======== LISTED RECORDS
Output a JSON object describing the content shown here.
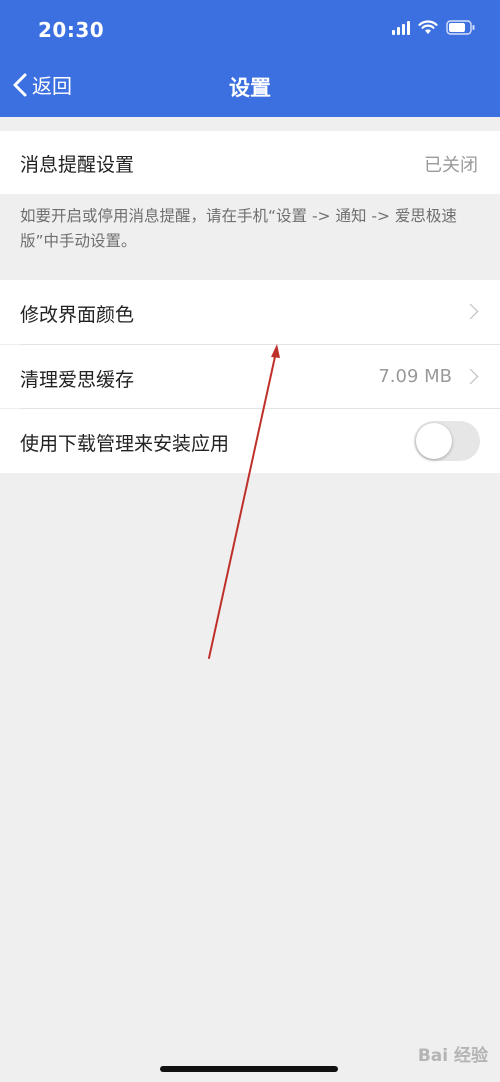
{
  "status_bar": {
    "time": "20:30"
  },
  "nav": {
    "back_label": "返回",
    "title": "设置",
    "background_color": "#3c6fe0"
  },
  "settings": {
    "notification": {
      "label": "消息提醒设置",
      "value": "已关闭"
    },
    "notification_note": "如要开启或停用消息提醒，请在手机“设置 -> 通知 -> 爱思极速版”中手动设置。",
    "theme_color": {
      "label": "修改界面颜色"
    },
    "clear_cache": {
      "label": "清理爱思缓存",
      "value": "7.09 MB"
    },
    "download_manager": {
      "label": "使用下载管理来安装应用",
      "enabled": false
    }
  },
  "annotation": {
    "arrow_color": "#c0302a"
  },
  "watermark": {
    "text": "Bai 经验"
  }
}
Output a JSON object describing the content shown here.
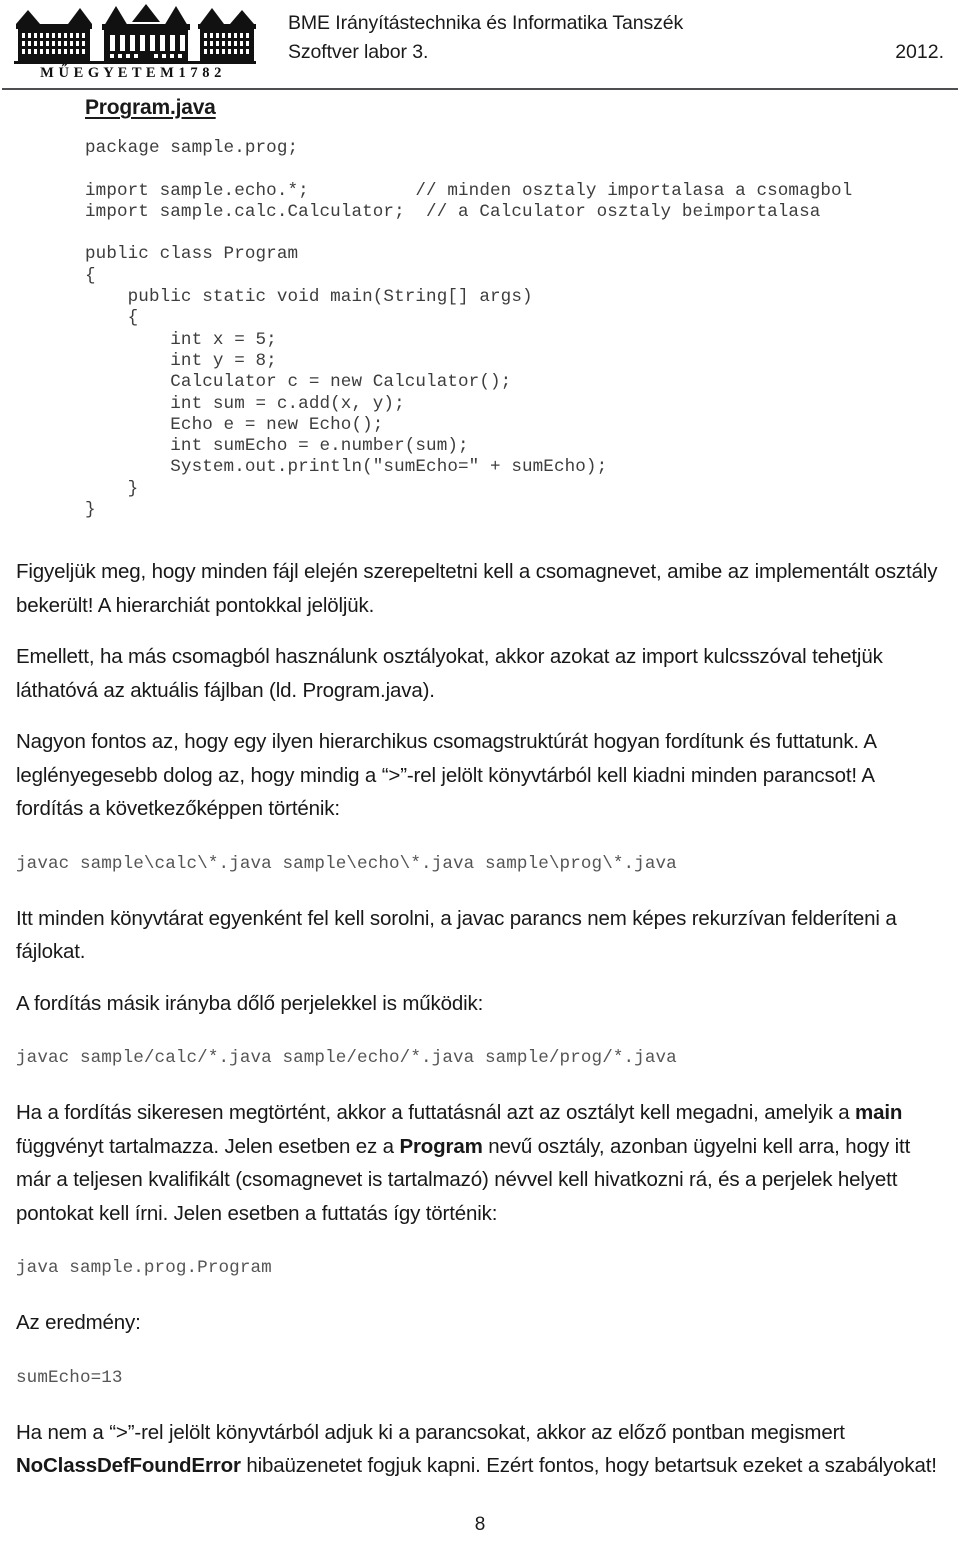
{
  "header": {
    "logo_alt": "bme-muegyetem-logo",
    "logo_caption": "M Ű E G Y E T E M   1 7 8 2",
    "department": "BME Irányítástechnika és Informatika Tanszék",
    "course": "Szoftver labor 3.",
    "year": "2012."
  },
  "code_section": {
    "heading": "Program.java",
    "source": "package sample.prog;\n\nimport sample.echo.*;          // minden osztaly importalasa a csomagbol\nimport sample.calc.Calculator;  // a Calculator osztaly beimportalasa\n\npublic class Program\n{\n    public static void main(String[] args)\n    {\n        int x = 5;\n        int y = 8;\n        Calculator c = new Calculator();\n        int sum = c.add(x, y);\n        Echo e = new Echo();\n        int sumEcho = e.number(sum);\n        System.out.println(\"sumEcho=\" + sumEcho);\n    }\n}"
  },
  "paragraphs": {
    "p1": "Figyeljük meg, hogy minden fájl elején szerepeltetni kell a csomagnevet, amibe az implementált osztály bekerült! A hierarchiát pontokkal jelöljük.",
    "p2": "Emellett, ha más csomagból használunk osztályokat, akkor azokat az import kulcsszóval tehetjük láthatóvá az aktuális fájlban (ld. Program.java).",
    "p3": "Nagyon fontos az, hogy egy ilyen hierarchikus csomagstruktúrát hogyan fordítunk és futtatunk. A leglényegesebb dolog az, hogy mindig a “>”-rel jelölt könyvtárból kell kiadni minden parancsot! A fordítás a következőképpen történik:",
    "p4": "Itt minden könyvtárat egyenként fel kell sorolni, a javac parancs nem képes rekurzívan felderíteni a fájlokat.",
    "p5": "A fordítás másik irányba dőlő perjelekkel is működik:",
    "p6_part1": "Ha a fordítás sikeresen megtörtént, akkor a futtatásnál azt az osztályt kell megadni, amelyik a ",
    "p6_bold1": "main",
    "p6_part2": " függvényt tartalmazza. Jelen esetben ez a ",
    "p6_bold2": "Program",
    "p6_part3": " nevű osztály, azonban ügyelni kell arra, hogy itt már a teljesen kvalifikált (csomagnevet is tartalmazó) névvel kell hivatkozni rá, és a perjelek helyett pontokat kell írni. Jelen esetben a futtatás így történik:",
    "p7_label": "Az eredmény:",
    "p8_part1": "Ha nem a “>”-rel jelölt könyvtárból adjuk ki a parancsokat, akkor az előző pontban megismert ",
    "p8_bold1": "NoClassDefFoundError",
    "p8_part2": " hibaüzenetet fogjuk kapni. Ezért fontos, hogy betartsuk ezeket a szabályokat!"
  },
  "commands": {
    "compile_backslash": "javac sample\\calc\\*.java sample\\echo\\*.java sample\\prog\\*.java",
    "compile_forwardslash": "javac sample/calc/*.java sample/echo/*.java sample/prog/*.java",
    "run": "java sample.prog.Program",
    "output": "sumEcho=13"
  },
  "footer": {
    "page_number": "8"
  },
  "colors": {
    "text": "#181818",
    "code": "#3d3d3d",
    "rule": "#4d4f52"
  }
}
================
Check each line of the records above for "kell", and copy those that have it.

    "p1": "Figyeljük meg, hogy minden fájl elején szerepeltetni kell a csomagnevet, amibe az implementált osztály bekerült! A hierarchiát pontokkal jelöljük.",
    "p3": "Nagyon fontos az, hogy egy ilyen hierarchikus csomagstruktúrát hogyan fordítunk és futtatunk. A leglényegesebb dolog az, hogy mindig a “>”-rel jelölt könyvtárból kell kiadni minden parancsot! A fordítás a következőképpen történik:",
    "p4": "Itt minden könyvtárat egyenként fel kell sorolni, a javac parancs nem képes rekurzívan felderíteni a fájlokat.",
    "p6_part1": "Ha a fordítás sikeresen megtörtént, akkor a futtatásnál azt az osztályt kell megadni, amelyik a ",
    "p6_part3": " nevű osztály, azonban ügyelni kell arra, hogy itt már a teljesen kvalifikált (csomagnevet is tartalmazó) névvel kell hivatkozni rá, és a perjelek helyett pontokat kell írni. Jelen esetben a futtatás így történik:",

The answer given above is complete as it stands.